== EXERCISE REQUIREMENTS ==
Print all the records exactly, please.

+++ INFORMATION SHOWN

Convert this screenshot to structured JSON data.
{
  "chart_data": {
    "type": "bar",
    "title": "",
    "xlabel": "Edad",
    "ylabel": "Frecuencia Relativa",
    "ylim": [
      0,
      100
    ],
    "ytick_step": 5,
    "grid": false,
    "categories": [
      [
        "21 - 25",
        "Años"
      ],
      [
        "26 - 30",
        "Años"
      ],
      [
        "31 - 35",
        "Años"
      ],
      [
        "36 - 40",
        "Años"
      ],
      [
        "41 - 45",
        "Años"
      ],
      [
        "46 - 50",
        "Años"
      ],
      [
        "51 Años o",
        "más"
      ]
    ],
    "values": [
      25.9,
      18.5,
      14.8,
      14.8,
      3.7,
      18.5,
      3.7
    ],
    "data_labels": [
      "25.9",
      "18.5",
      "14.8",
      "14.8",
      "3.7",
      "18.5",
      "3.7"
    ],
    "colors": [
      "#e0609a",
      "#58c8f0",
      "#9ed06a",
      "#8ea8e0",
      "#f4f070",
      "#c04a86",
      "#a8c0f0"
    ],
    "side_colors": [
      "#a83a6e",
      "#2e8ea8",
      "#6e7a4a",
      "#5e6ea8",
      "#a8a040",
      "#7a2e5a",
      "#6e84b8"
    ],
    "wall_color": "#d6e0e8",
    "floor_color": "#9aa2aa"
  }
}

++++++

== CORRECT ANSWER ==
Convert this screenshot to structured JSON data.
{
  "chart_data": {
    "type": "bar",
    "title": "",
    "xlabel": "Edad",
    "ylabel": "Frecuencia Relativa",
    "ylim": [
      0,
      100
    ],
    "ytick_step": 5,
    "grid": false,
    "categories": [
      [
        "21 - 25",
        "Años"
      ],
      [
        "26 - 30",
        "Años"
      ],
      [
        "31 - 35",
        "Años"
      ],
      [
        "36 - 40",
        "Años"
      ],
      [
        "41 - 45",
        "Años"
      ],
      [
        "46 - 50",
        "Años"
      ],
      [
        "51 Años o",
        "más"
      ]
    ],
    "values": [
      25.9,
      18.5,
      14.8,
      14.8,
      3.7,
      18.5,
      3.7
    ],
    "data_labels": [
      "25.9",
      "18.5",
      "14.8",
      "14.8",
      "3.7",
      "18.5",
      "3.7"
    ],
    "colors": [
      "#e0609a",
      "#58c8f0",
      "#9ed06a",
      "#8ea8e0",
      "#f4f070",
      "#c04a86",
      "#a8c0f0"
    ],
    "side_colors": [
      "#a83a6e",
      "#2e8ea8",
      "#6e7a4a",
      "#5e6ea8",
      "#a8a040",
      "#7a2e5a",
      "#6e84b8"
    ],
    "wall_color": "#d6e0e8",
    "floor_color": "#9aa2aa"
  }
}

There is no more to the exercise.